_Extracts from a graphics dataset:_
>>>>

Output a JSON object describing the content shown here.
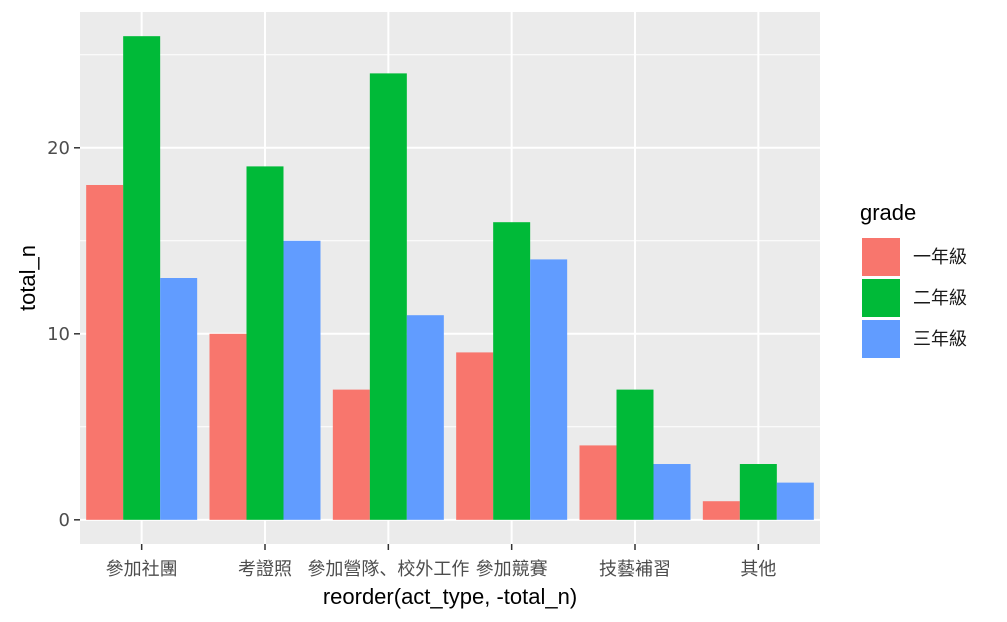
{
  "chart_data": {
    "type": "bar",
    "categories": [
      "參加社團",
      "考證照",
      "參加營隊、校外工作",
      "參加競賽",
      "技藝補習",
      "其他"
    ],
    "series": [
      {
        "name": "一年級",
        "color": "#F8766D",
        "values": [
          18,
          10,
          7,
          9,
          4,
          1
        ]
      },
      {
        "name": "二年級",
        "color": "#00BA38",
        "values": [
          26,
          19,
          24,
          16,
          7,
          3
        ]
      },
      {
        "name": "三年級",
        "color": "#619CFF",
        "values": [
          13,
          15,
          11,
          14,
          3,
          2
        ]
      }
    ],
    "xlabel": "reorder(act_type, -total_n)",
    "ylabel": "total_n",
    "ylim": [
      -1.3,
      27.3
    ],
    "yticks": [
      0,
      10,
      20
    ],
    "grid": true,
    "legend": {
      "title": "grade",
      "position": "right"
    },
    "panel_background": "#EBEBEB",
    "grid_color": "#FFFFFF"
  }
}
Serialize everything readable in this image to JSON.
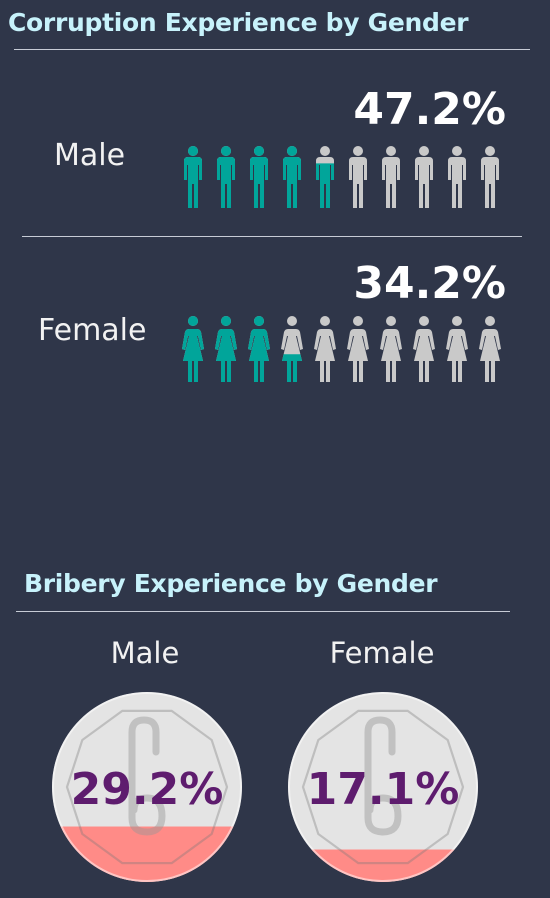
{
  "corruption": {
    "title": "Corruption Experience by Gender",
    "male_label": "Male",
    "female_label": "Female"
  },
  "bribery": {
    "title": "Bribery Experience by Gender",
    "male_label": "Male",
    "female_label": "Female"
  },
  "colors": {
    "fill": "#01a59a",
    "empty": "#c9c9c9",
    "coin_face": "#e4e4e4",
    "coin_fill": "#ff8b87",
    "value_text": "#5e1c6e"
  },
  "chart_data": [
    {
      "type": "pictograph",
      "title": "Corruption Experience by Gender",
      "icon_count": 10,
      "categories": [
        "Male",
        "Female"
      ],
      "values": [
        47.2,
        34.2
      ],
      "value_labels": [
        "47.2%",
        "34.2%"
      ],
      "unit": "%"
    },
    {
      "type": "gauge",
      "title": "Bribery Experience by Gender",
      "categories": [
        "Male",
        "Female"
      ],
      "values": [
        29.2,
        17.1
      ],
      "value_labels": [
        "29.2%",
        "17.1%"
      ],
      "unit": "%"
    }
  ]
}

<<<<

_Goal:_ Transcribe every line from the records above without alteration, and leave out the images.

_Exercise answer:_
Output a JSON object describing the content shown here.
{
  "chart_data": {
    "type": "bar",
    "categories": [
      "參加社團",
      "考證照",
      "參加營隊、校外工作",
      "參加競賽",
      "技藝補習",
      "其他"
    ],
    "series": [
      {
        "name": "一年級",
        "color": "#F8766D",
        "values": [
          18,
          10,
          7,
          9,
          4,
          1
        ]
      },
      {
        "name": "二年級",
        "color": "#00BA38",
        "values": [
          26,
          19,
          24,
          16,
          7,
          3
        ]
      },
      {
        "name": "三年級",
        "color": "#619CFF",
        "values": [
          13,
          15,
          11,
          14,
          3,
          2
        ]
      }
    ],
    "xlabel": "reorder(act_type, -total_n)",
    "ylabel": "total_n",
    "ylim": [
      -1.3,
      27.3
    ],
    "yticks": [
      0,
      10,
      20
    ],
    "grid": true,
    "legend": {
      "title": "grade",
      "position": "right"
    },
    "panel_background": "#EBEBEB",
    "grid_color": "#FFFFFF"
  }
}
Serialize everything readable in this image to JSON.
{
  "corruption": {
    "title": "Corruption Experience by Gender",
    "male_label": "Male",
    "female_label": "Female"
  },
  "bribery": {
    "title": "Bribery Experience by Gender",
    "male_label": "Male",
    "female_label": "Female"
  },
  "colors": {
    "fill": "#01a59a",
    "empty": "#c9c9c9",
    "coin_face": "#e4e4e4",
    "coin_fill": "#ff8b87",
    "value_text": "#5e1c6e"
  },
  "chart_data": [
    {
      "type": "pictograph",
      "title": "Corruption Experience by Gender",
      "icon_count": 10,
      "categories": [
        "Male",
        "Female"
      ],
      "values": [
        47.2,
        34.2
      ],
      "value_labels": [
        "47.2%",
        "34.2%"
      ],
      "unit": "%"
    },
    {
      "type": "gauge",
      "title": "Bribery Experience by Gender",
      "categories": [
        "Male",
        "Female"
      ],
      "values": [
        29.2,
        17.1
      ],
      "value_labels": [
        "29.2%",
        "17.1%"
      ],
      "unit": "%"
    }
  ]
}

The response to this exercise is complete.